++++ Task material
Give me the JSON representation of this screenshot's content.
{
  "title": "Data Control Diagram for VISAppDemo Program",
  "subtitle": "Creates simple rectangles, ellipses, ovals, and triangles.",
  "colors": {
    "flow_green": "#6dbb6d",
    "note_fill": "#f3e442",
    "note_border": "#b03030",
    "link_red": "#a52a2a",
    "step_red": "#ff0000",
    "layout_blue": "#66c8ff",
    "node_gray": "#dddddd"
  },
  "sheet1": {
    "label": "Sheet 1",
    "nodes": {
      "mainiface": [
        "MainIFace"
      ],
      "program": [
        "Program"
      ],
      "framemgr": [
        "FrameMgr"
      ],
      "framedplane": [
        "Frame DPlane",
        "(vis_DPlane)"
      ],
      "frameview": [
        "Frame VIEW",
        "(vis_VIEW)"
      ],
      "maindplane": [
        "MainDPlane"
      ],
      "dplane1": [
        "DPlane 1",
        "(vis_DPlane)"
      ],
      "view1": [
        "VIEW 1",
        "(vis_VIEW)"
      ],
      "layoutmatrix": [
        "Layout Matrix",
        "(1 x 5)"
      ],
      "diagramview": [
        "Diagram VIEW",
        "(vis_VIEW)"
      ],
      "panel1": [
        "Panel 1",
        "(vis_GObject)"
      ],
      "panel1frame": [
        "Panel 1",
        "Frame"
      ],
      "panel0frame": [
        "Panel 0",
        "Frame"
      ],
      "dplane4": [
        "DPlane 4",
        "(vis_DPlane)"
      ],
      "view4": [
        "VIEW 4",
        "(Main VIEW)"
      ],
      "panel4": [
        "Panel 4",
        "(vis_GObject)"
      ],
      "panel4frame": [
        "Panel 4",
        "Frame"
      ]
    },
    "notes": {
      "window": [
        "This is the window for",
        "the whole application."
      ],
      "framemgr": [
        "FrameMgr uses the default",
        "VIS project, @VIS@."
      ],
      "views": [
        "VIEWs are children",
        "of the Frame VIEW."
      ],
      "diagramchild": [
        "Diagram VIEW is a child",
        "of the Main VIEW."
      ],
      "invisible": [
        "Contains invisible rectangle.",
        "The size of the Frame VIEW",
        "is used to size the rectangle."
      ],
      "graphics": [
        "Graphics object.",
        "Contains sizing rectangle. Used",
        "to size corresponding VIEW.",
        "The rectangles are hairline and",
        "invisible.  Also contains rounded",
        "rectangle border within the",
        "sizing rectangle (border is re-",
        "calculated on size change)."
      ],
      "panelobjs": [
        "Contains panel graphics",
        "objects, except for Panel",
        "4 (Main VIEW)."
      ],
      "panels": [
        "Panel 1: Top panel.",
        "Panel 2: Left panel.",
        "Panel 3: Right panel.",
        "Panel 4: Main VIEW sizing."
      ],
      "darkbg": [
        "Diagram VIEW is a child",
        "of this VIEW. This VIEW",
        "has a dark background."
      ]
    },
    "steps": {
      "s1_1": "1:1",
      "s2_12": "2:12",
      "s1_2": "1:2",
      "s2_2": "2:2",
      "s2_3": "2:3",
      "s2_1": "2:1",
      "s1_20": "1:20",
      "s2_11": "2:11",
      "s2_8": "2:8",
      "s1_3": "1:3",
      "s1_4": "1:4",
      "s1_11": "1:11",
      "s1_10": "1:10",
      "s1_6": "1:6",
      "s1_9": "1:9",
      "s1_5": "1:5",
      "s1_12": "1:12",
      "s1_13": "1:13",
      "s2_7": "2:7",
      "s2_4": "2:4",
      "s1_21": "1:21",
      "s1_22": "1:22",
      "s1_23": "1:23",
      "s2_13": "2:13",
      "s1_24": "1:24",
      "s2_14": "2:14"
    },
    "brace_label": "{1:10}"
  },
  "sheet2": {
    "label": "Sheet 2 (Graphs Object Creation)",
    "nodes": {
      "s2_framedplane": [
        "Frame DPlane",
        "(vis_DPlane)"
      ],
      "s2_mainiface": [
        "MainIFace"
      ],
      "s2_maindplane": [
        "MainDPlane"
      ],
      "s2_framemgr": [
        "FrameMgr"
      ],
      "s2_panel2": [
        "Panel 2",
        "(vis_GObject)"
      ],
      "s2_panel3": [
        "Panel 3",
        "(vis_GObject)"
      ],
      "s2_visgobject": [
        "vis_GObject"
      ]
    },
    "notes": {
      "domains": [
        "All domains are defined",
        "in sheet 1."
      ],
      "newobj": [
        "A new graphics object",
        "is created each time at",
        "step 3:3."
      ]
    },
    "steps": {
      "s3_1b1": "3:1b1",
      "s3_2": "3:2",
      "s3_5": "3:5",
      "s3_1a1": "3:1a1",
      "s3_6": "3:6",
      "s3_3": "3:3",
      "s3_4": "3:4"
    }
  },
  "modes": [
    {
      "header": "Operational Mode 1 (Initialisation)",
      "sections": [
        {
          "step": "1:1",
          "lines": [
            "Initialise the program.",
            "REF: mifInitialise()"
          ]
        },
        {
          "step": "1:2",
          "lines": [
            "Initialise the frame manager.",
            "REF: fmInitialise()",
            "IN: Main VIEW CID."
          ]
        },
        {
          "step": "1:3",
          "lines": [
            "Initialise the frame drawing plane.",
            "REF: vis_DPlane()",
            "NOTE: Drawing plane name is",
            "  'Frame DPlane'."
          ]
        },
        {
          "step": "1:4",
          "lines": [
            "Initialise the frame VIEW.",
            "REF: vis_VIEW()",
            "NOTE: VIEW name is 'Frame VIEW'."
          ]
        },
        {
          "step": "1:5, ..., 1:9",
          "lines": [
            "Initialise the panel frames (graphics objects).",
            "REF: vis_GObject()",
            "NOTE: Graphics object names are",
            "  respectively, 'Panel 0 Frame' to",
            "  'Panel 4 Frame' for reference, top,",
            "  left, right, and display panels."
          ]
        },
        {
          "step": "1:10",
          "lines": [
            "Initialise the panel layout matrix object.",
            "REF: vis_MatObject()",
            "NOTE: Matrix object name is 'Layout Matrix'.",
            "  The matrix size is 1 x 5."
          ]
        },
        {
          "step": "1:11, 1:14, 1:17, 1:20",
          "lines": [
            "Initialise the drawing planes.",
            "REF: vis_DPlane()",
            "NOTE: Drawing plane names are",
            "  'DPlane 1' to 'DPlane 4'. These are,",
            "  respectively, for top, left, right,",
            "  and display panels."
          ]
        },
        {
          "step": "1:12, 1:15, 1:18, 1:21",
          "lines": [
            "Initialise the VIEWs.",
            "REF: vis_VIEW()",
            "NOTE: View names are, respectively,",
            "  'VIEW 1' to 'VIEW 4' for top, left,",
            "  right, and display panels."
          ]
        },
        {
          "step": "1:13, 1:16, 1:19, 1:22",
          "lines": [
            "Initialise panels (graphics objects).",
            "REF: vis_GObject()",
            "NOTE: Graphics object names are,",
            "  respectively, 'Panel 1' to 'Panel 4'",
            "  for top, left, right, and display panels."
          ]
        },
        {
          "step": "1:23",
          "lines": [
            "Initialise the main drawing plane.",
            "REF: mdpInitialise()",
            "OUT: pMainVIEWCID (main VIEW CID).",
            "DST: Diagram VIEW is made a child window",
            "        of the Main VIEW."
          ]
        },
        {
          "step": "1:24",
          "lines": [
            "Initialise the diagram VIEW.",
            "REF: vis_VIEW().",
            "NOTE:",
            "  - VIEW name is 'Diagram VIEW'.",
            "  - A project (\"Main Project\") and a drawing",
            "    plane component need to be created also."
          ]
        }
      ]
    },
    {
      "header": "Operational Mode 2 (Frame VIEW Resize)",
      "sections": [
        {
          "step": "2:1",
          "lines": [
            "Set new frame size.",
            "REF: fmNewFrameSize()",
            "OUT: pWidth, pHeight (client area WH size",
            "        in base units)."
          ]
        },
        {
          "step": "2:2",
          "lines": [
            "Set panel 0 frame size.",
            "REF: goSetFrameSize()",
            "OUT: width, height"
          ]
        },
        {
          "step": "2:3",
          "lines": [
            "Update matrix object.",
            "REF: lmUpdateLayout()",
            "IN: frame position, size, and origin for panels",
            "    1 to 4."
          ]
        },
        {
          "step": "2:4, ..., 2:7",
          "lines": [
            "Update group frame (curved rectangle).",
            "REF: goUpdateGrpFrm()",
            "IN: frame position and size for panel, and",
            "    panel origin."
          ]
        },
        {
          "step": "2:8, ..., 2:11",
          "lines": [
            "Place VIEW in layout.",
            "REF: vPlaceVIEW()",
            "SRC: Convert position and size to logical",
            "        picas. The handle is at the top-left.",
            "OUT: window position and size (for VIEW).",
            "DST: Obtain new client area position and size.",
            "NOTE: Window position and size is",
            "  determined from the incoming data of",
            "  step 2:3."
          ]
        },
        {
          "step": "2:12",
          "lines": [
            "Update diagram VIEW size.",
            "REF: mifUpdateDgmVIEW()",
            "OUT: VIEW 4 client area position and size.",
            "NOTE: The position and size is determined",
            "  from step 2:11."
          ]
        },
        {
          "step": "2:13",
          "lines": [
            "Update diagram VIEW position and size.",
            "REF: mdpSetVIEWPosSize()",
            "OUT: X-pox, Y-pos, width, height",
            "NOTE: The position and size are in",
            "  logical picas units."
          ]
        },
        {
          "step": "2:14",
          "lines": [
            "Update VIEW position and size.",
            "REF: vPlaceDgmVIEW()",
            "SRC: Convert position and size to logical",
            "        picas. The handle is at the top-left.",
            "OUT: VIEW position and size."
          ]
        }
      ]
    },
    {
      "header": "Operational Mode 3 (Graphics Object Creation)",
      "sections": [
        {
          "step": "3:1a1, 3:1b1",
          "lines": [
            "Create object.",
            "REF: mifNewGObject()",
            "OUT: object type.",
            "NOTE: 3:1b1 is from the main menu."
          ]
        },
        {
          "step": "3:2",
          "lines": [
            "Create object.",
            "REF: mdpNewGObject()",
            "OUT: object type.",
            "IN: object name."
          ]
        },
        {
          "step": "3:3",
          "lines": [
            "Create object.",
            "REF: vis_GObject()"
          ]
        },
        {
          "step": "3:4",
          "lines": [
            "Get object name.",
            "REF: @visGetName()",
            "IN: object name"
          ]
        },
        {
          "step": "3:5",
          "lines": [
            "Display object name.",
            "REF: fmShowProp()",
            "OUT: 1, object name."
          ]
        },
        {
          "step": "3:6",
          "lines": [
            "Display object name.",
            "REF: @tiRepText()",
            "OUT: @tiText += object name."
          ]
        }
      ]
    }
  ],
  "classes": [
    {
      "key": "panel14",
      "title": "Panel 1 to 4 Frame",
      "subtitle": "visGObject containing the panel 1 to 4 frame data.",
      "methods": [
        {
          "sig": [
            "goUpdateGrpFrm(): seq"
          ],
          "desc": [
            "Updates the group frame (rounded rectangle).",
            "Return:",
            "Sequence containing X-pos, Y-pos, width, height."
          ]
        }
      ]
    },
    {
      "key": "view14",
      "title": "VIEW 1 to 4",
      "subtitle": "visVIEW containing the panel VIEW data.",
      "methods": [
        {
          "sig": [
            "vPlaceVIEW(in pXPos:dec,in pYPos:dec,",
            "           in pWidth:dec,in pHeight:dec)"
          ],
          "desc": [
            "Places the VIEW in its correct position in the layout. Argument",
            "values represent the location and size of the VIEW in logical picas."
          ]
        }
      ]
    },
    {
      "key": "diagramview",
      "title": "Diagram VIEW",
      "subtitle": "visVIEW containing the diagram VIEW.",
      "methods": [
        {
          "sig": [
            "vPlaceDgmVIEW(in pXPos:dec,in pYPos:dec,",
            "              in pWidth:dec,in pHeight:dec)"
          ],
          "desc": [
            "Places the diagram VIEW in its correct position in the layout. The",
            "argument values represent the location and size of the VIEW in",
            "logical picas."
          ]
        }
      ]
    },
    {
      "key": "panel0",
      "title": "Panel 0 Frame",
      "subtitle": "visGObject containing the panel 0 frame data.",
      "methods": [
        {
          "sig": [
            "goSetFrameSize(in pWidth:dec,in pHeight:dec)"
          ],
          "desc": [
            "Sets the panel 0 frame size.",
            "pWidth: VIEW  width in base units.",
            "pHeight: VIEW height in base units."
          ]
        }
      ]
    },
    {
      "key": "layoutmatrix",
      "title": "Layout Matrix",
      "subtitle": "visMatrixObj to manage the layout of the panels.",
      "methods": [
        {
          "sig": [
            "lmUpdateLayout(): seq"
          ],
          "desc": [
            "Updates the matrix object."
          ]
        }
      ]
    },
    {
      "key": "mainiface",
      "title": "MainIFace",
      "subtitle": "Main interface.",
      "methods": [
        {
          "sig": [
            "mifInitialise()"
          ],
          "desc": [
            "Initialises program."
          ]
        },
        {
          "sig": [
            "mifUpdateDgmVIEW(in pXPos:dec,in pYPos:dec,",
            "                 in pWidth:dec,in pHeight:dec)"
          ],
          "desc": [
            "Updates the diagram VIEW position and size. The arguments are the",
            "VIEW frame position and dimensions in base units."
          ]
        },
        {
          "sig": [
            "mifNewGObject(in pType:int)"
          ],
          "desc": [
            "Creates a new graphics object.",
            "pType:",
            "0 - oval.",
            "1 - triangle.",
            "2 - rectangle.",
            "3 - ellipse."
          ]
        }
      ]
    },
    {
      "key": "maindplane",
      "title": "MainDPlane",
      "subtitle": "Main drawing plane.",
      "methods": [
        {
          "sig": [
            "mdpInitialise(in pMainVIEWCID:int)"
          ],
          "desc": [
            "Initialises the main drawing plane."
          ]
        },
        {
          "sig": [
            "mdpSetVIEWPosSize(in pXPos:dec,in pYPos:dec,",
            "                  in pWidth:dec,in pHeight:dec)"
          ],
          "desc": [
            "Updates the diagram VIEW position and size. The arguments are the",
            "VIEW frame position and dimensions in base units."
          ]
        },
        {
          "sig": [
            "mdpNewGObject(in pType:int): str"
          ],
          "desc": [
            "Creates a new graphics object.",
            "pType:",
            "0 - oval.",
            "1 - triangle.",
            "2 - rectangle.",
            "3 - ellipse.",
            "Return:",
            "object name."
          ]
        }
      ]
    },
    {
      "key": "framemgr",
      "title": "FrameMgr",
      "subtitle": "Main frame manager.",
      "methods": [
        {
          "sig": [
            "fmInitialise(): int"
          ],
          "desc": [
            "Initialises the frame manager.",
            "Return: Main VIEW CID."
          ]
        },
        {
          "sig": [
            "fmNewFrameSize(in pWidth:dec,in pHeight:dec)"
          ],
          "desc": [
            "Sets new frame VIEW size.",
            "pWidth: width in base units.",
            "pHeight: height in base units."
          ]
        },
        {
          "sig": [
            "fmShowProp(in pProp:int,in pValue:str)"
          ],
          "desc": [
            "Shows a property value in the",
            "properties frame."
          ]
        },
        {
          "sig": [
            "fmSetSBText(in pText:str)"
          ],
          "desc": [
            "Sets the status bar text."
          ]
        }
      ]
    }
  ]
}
++++++++
• [Exercise brief]: Working from the entries above, return all lines that contain "pMainVIEWCID".

• [Solution to this task]:
            "OUT: pMainVIEWCID (main VIEW CID).",
            "mdpInitialise(in pMainVIEWCID:int)"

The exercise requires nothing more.